BEGIN Supplied material
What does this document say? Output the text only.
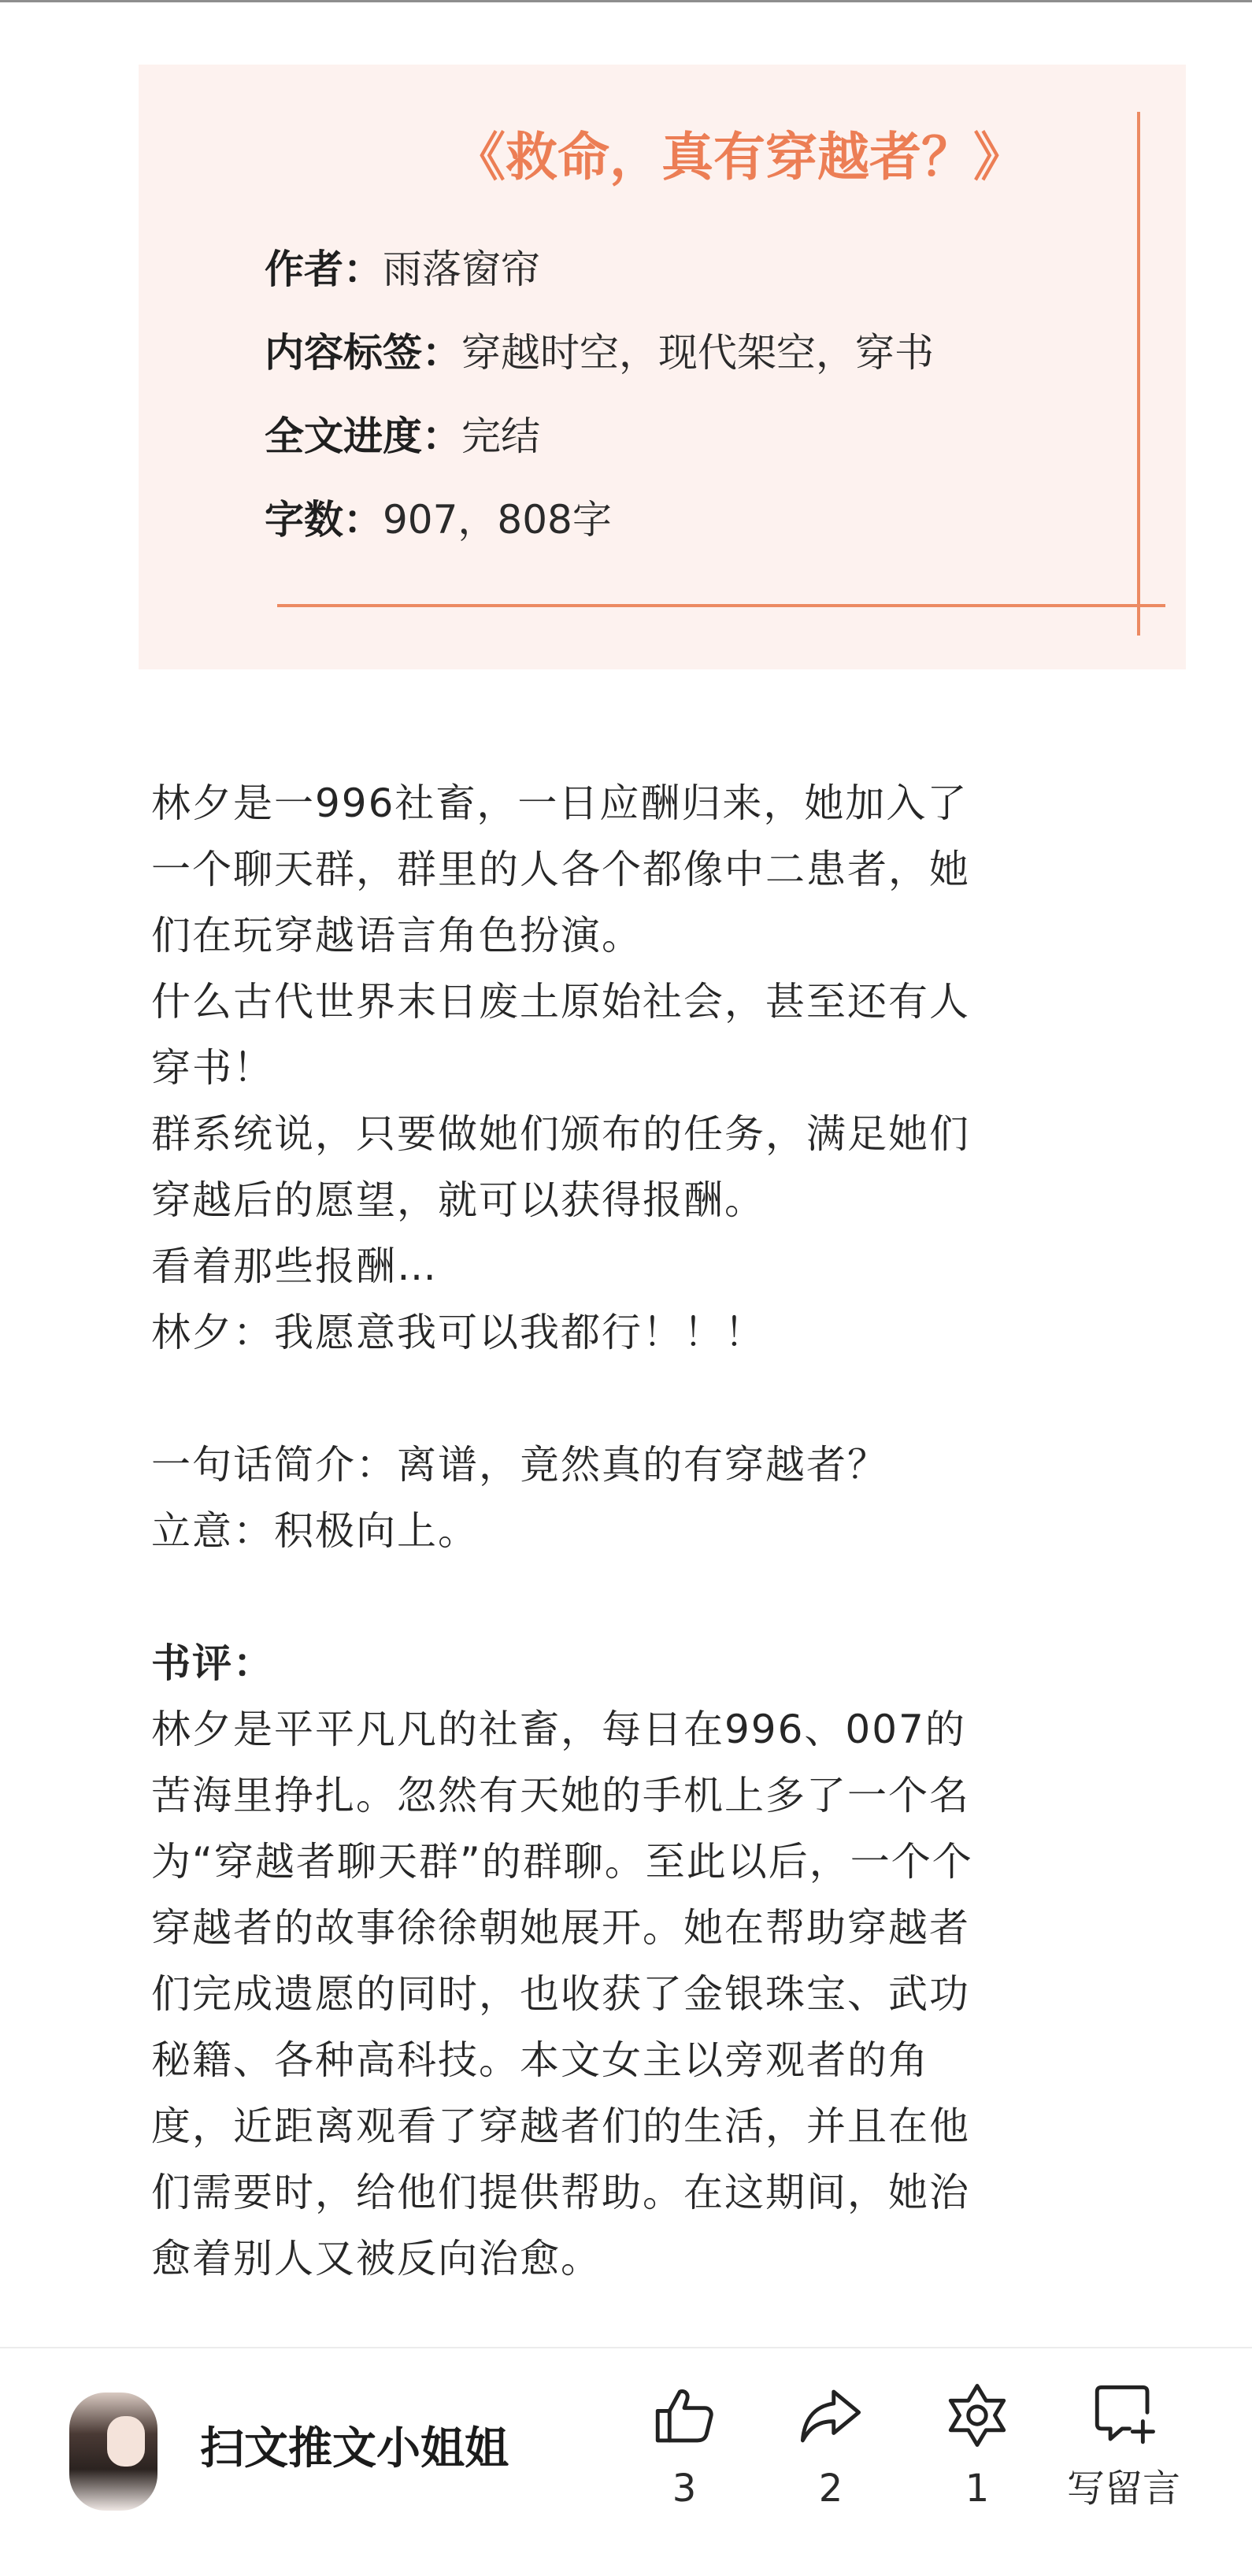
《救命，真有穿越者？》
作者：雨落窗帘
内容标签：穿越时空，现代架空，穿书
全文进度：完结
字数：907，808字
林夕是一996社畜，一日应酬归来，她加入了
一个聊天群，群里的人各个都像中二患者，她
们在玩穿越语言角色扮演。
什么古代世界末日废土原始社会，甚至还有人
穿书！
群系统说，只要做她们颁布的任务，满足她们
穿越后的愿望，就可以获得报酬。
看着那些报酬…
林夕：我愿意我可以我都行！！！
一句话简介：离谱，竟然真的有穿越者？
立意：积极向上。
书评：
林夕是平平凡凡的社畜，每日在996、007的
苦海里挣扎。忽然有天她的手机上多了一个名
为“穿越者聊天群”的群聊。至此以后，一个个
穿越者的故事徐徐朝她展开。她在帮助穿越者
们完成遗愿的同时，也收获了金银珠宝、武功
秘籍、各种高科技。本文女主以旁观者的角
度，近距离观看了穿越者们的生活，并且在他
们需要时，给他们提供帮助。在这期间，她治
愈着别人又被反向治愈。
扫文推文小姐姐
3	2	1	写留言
END Supplied material
**What to produce:** Write out the listing word for word, omitting the pictures it holds.

**Output for this task:**
What does this document say? Output the text only.
《救命，真有穿越者？》
作者：雨落窗帘
内容标签：穿越时空，现代架空，穿书
全文进度：完结
字数：907，808字
林夕是一996社畜，一日应酬归来，她加入了
一个聊天群，群里的人各个都像中二患者，她
们在玩穿越语言角色扮演。
什么古代世界末日废土原始社会，甚至还有人
穿书！
群系统说，只要做她们颁布的任务，满足她们
穿越后的愿望，就可以获得报酬。
看着那些报酬…
林夕：我愿意我可以我都行！！！
一句话简介：离谱，竟然真的有穿越者？
立意：积极向上。
书评：
林夕是平平凡凡的社畜，每日在996、007的
苦海里挣扎。忽然有天她的手机上多了一个名
为“穿越者聊天群”的群聊。至此以后，一个个
穿越者的故事徐徐朝她展开。她在帮助穿越者
们完成遗愿的同时，也收获了金银珠宝、武功
秘籍、各种高科技。本文女主以旁观者的角
度，近距离观看了穿越者们的生活，并且在他
们需要时，给他们提供帮助。在这期间，她治
愈着别人又被反向治愈。
扫文推文小姐姐
3	2	1	写留言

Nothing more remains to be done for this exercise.